Arbeitsanweisung:
Aktualisiere im Textauszug über Prokofjews Oper den Abschnitt, der mit „Salzburg. Die Sopranistin“ beginnt und bis einschließlich „die Felsenreitschule gesetzt.“ reicht, und gib ihn mit „Drehscheiben“ anstelle von „Kreisel“ wieder.

Salzburg. Die Sopranistin brilliert als Polina in Prokofjews „Der Spieler“, einem Drama um das Angebliche und die Sucht nach dem schnellen Glück.

Rote Lichter blinken, riesige Kreisel drehen sich, und das über die ganze Breite der Bühne. So sieht Unruhe aus – und so klingt sie. Wie Räder drehen sich auch die Figuren der Geigen und Holzbläser, geschärft durch den durchdringenden Klang des Piccolo. Sergej Prokofjew hat in seiner Oper „Der Spieler“ die Sucht nach dem schnellen Glück auskomponiert, die Drehfigur ist eines ihrer zentralen Motive. Jetzt ist das Stück, das der junge Komponist während des Ersten Weltkriegs nach dem gleichnamigen Roman von Dostojewski schuf, in einer Inszenierung von Peter Sellars bei den Salzburger Festspielen neu herausgekommen; die Kreisel hat der Bühnenbildner George Tsypin in die Felsenreitschule gesetzt.

Salzburger Festspiele: Asmik Grigorian brilliert als eben nicht ruhender Pol

Die ganze adlige oder auch pseudo-adlige Gesellschaft im Casino von Roulettenburg (aka Wiesbaden) ist beherrscht von der Sucht. Um sie finanzieren zu können, schreckt sie vor nichts zurück. Schmückt sich mit falschen Titeln, verkauft ihre Körper.

Einträge zum räumlichen Layout

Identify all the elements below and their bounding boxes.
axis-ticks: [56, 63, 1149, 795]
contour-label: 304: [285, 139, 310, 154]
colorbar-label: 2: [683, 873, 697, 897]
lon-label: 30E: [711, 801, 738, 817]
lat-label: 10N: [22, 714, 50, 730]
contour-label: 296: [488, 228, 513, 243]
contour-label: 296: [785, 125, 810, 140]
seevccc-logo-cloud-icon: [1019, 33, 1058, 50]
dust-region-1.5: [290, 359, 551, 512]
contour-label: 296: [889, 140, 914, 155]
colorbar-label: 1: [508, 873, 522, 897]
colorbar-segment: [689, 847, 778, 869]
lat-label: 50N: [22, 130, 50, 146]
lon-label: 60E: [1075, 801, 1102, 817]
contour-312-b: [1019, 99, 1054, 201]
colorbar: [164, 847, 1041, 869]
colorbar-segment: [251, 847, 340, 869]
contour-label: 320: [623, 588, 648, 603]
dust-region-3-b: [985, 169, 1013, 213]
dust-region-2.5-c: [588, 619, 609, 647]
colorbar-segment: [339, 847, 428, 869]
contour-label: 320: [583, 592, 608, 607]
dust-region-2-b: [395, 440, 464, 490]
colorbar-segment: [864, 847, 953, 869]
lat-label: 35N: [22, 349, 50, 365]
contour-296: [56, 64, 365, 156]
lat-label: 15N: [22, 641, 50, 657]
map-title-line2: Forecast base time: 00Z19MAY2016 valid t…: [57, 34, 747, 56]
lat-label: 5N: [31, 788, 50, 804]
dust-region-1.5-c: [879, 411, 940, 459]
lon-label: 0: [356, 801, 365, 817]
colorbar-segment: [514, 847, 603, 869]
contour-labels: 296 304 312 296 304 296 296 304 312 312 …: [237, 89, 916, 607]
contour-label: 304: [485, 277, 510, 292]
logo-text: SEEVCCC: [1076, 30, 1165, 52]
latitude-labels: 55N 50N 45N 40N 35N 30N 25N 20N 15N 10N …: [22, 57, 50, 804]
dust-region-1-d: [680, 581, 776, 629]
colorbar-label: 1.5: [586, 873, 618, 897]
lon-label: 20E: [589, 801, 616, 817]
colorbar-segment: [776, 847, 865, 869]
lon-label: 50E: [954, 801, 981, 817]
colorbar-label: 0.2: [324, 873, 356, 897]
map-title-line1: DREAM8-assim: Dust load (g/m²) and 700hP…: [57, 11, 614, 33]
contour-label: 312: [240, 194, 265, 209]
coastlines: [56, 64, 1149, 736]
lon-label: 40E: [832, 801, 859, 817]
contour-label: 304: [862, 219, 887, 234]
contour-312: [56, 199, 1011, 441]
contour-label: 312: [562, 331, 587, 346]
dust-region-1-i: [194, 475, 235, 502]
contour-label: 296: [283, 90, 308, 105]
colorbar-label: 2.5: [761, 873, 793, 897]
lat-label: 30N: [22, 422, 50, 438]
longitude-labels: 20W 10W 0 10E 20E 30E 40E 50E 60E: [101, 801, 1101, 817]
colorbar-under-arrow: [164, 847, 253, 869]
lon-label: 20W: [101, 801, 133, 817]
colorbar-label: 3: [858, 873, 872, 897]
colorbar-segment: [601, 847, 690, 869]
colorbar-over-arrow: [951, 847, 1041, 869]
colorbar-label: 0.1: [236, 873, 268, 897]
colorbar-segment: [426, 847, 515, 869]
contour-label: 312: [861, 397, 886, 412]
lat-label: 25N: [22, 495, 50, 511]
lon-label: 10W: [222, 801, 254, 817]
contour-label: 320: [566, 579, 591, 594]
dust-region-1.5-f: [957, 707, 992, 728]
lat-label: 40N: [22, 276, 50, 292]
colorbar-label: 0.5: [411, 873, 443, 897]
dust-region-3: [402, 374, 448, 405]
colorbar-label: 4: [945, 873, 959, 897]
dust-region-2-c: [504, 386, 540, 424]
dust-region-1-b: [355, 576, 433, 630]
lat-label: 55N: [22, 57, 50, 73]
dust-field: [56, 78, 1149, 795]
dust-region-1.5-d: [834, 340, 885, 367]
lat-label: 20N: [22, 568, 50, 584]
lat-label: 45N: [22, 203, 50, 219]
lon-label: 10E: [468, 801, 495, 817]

Antwort zur Übung:
Salzburg. Die Sopranistin brilliert als Polina in Prokofjews „Der Spieler“, einem Drama um das Angebliche und die Sucht nach dem schnellen Glück.

Rote Lichter blinken, riesige Drehscheiben drehen sich, und das über die ganze Breite der Bühne. So sieht Unruhe aus – und so klingt sie. Wie Räder drehen sich auch die Figuren der Geigen und Holzbläser, geschärft durch den durchdringenden Klang des Piccolo. Sergej Prokofjew hat in seiner Oper „Der Spieler“ die Sucht nach dem schnellen Glück auskomponiert, die Drehfigur ist eines ihrer zentralen Motive. Jetzt ist das Stück, das der junge Komponist während des Ersten Weltkriegs nach dem gleichnamigen Roman von Dostojewski schuf, in einer Inszenierung von Peter Sellars bei den Salzburger Festspielen neu herausgekommen; die Drehscheiben hat der Bühnenbildner George Tsypin in die Felsenreitschule gesetzt.